Take-or-Pay: How to Structure Minimum Obligations Without Creating Unnecessary Liabilities

Take-or-Pay: How to Structure Minimum Obligations Without Creating Unnecessary Liabilities

In the complex landscape of long-term commercial relationships—especially in sectors that require high levels of investment and guaranteed supply—the Take-or-Pay (ToP) clause serves as a fundamental tool for risk allocation.

In simple terms, it establishes a minimum purchase obligation for a product or service over a specific period or the payment of that minimum amount if the product or service is not taken. It is a mechanism in which the customer assumes the demand risk, guaranteeing the supplier a base revenue regardless of actual consumption. This structure thus differs from a standard supply contract, in which the obligation to pay is tied to a specific purchase order.

The clause has its origins in long-term contracts in the U.S. natural gas sector, dating back to the 1930s. The construction of gas pipelines and the development of gas fields required high initial investments with long-term and uncertain returns. Producers needed demand guarantees to secure financing, while buyers needed a stable supply. Over time, the model expanded to other sectors, such as the pharmaceutical industry.

The use of this clause offers the following strategic and financial advantages:

  • For suppliers, it ensures predictable revenue to amortize initial investments and cover fixed operating costs, mitigates the risk of demand volatility, and facilitates access to long-term financing; and,
  • For buyers, it ensures a guaranteed supply, protects against supply shortages or abrupt fluctuations in spot market prices, and enables strategic planning of their operations.

However, drafting and negotiating a ToP clause requires caution. It is recommended that companies pay attention to practical aspects, such as:

  • the establishment of carry-forward mechanisms (i.e., the possibility of drawing on the volume paid for in future periods);
  • the possibility of offsetting excess volumes from one year against a subsequent period in which the minimum is not consumed;
  • the application of a possible discount on the unit price in the case of “pay” (payment without volume withdrawal), especially when reduced consumption is communicated in advance (e.g., through purchase forecasts submitted throughout the contract), to the extent that the supplier will not incur the full production costs covered by the full price;
  • the setting of a margin that is lower, as a percentage, than that provided for in the binding schedule, such that, if that percentage is reached, the ToP clause will not be triggered;
  • the establishment of any supervening conditions that exempt the exercise of the clause or necessitate a renegotiation of the terms, such as a drastic reduction in demand for the product in a given year or the launch of a competing product on the market, requiring an adjustment to the minimum guaranteed volume for subsequent periods;
  • the establishment of payment obligations on the part of the supplier in the event that it fails to provide the minimum guaranteed volume required by the customer.

[Dataset entries]
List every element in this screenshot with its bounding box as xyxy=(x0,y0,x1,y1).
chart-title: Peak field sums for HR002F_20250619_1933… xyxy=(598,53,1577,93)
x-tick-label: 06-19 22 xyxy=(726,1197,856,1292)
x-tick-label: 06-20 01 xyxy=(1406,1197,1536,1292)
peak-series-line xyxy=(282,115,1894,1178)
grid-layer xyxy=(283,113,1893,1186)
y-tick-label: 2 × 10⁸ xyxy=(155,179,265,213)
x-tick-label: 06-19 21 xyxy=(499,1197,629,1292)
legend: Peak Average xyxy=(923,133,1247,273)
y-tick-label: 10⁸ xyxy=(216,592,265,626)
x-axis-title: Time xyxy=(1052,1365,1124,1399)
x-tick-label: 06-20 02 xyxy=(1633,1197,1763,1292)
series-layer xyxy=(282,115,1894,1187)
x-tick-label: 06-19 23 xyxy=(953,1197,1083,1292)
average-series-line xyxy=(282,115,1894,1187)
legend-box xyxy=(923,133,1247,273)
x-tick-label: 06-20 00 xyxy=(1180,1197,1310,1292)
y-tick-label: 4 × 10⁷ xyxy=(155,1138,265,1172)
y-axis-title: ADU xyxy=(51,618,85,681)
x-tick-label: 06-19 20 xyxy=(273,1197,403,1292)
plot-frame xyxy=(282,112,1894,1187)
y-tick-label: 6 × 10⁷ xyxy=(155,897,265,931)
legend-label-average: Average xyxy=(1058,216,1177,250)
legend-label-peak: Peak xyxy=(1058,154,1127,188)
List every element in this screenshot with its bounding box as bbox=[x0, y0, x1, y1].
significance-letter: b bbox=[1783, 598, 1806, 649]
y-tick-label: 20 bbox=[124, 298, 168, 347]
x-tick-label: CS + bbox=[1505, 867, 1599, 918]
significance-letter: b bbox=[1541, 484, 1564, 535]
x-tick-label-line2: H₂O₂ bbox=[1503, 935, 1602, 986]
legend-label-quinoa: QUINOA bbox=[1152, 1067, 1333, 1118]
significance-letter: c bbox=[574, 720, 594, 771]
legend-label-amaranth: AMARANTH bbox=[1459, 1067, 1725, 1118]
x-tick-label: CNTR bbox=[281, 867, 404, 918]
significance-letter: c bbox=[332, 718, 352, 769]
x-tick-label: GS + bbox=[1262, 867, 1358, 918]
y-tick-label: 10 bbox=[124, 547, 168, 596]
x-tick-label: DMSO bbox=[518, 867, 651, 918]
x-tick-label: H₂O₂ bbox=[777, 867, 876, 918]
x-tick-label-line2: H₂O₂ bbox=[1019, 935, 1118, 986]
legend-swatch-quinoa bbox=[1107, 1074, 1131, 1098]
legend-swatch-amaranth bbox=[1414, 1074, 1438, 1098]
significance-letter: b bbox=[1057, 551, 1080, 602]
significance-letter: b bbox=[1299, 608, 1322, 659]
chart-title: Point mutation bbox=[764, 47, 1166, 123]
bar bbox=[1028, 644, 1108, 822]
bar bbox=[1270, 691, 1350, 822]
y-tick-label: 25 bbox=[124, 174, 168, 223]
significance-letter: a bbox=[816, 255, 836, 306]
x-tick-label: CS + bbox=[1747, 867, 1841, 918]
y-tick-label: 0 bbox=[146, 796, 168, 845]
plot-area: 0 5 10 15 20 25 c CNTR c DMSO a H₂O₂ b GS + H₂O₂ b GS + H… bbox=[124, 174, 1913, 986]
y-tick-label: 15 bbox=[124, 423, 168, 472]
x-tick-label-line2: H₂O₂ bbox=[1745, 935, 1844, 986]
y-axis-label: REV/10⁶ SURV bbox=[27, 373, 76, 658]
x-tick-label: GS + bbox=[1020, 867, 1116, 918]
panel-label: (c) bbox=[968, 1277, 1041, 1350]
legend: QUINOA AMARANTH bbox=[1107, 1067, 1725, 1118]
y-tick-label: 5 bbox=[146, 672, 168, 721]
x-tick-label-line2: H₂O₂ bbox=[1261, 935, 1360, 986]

What is required: Rewrite the take-or-pay text from "In the complex" up to and including "for risk allocation.", changing "risk allocation" to "risk sharing".

Written solution:
In the complex landscape of long-term commercial relationships—especially in sectors that require high levels of investment and guaranteed supply—the Take-or-Pay (ToP) clause serves as a fundamental tool for risk sharing.